> [GOAL] Do not carry the pictures over; copy every other part of the entries exactly.

> [Figure record listings]
>> start
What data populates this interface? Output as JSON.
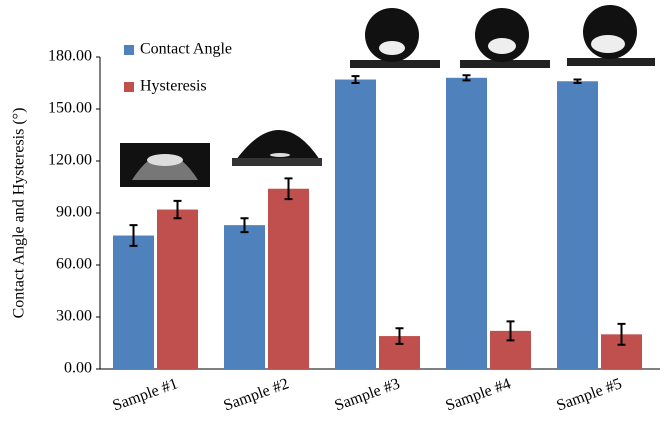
{
  "chart_data": {
    "type": "bar",
    "y_label": "Contact Angle and Hysteresis (°)",
    "categories": [
      "Sample #1",
      "Sample #2",
      "Sample #3",
      "Sample #4",
      "Sample #5"
    ],
    "series": [
      {
        "name": "Contact Angle",
        "color": "#4f81bd",
        "values": [
          77,
          83,
          167,
          168,
          166
        ],
        "errors": [
          6,
          4,
          2,
          1.5,
          1
        ]
      },
      {
        "name": "Hysteresis",
        "color": "#c0504d",
        "values": [
          92,
          104,
          19,
          22,
          20
        ],
        "errors": [
          5,
          6,
          4.5,
          5.5,
          6
        ]
      }
    ],
    "ylim": [
      0,
      180
    ],
    "yticks": [
      {
        "value": 0,
        "label": "0.00"
      },
      {
        "value": 30,
        "label": "30.00"
      },
      {
        "value": 60,
        "label": "60.00"
      },
      {
        "value": 90,
        "label": "90.00"
      },
      {
        "value": 120,
        "label": "120.00"
      },
      {
        "value": 150,
        "label": "150.00"
      },
      {
        "value": 180,
        "label": "180.00"
      }
    ],
    "legend": "top-left"
  }
}
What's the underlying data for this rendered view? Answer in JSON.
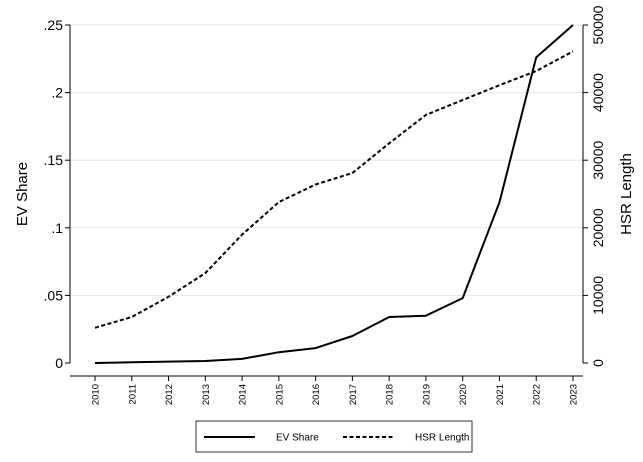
{
  "chart_data": {
    "type": "line",
    "x": [
      "2010",
      "2011",
      "2012",
      "2013",
      "2014",
      "2015",
      "2016",
      "2017",
      "2018",
      "2019",
      "2020",
      "2021",
      "2022",
      "2023"
    ],
    "series": [
      {
        "name": "EV Share",
        "axis": "left",
        "style": "solid",
        "values": [
          0,
          0.0005,
          0.001,
          0.0015,
          0.003,
          0.008,
          0.011,
          0.02,
          0.034,
          0.035,
          0.048,
          0.119,
          0.226,
          0.25
        ]
      },
      {
        "name": "HSR Length",
        "axis": "right",
        "style": "dashed",
        "values": [
          5200,
          6800,
          9800,
          13300,
          19000,
          23800,
          26400,
          28100,
          32500,
          36700,
          38900,
          41100,
          43200,
          46100
        ]
      }
    ],
    "ylabel_left": "EV Share",
    "ylabel_right": "HSR Length",
    "ylim_left": [
      0,
      0.25
    ],
    "ylim_right": [
      0,
      50000
    ],
    "yticks_left": [
      {
        "value": 0,
        "label": "0"
      },
      {
        "value": 0.05,
        "label": ".05"
      },
      {
        "value": 0.1,
        "label": ".1"
      },
      {
        "value": 0.15,
        "label": ".15"
      },
      {
        "value": 0.2,
        "label": ".2"
      },
      {
        "value": 0.25,
        "label": ".25"
      }
    ],
    "yticks_right": [
      {
        "value": 0,
        "label": "0"
      },
      {
        "value": 10000,
        "label": "10000"
      },
      {
        "value": 20000,
        "label": "20000"
      },
      {
        "value": 30000,
        "label": "30000"
      },
      {
        "value": 40000,
        "label": "40000"
      },
      {
        "value": 50000,
        "label": "50000"
      }
    ],
    "grid": true,
    "legend_position": "bottom",
    "colors": {
      "line": "#000000",
      "grid": "#e6e6e6"
    }
  }
}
>> end
> [COMPLETE RESPONSE]
What data populates this interface? Output as JSON.
{
  "chart_data": {
    "type": "bar",
    "y_label": "Contact Angle and Hysteresis (°)",
    "categories": [
      "Sample #1",
      "Sample #2",
      "Sample #3",
      "Sample #4",
      "Sample #5"
    ],
    "series": [
      {
        "name": "Contact Angle",
        "color": "#4f81bd",
        "values": [
          77,
          83,
          167,
          168,
          166
        ],
        "errors": [
          6,
          4,
          2,
          1.5,
          1
        ]
      },
      {
        "name": "Hysteresis",
        "color": "#c0504d",
        "values": [
          92,
          104,
          19,
          22,
          20
        ],
        "errors": [
          5,
          6,
          4.5,
          5.5,
          6
        ]
      }
    ],
    "ylim": [
      0,
      180
    ],
    "yticks": [
      {
        "value": 0,
        "label": "0.00"
      },
      {
        "value": 30,
        "label": "30.00"
      },
      {
        "value": 60,
        "label": "60.00"
      },
      {
        "value": 90,
        "label": "90.00"
      },
      {
        "value": 120,
        "label": "120.00"
      },
      {
        "value": 150,
        "label": "150.00"
      },
      {
        "value": 180,
        "label": "180.00"
      }
    ],
    "legend": "top-left"
  }
}
What's the underlying data for this rendered view? Answer in JSON.
{
  "chart_data": {
    "type": "line",
    "x": [
      "2010",
      "2011",
      "2012",
      "2013",
      "2014",
      "2015",
      "2016",
      "2017",
      "2018",
      "2019",
      "2020",
      "2021",
      "2022",
      "2023"
    ],
    "series": [
      {
        "name": "EV Share",
        "axis": "left",
        "style": "solid",
        "values": [
          0,
          0.0005,
          0.001,
          0.0015,
          0.003,
          0.008,
          0.011,
          0.02,
          0.034,
          0.035,
          0.048,
          0.119,
          0.226,
          0.25
        ]
      },
      {
        "name": "HSR Length",
        "axis": "right",
        "style": "dashed",
        "values": [
          5200,
          6800,
          9800,
          13300,
          19000,
          23800,
          26400,
          28100,
          32500,
          36700,
          38900,
          41100,
          43200,
          46100
        ]
      }
    ],
    "ylabel_left": "EV Share",
    "ylabel_right": "HSR Length",
    "ylim_left": [
      0,
      0.25
    ],
    "ylim_right": [
      0,
      50000
    ],
    "yticks_left": [
      {
        "value": 0,
        "label": "0"
      },
      {
        "value": 0.05,
        "label": ".05"
      },
      {
        "value": 0.1,
        "label": ".1"
      },
      {
        "value": 0.15,
        "label": ".15"
      },
      {
        "value": 0.2,
        "label": ".2"
      },
      {
        "value": 0.25,
        "label": ".25"
      }
    ],
    "yticks_right": [
      {
        "value": 0,
        "label": "0"
      },
      {
        "value": 10000,
        "label": "10000"
      },
      {
        "value": 20000,
        "label": "20000"
      },
      {
        "value": 30000,
        "label": "30000"
      },
      {
        "value": 40000,
        "label": "40000"
      },
      {
        "value": 50000,
        "label": "50000"
      }
    ],
    "grid": true,
    "legend_position": "bottom",
    "colors": {
      "line": "#000000",
      "grid": "#e6e6e6"
    }
  }
}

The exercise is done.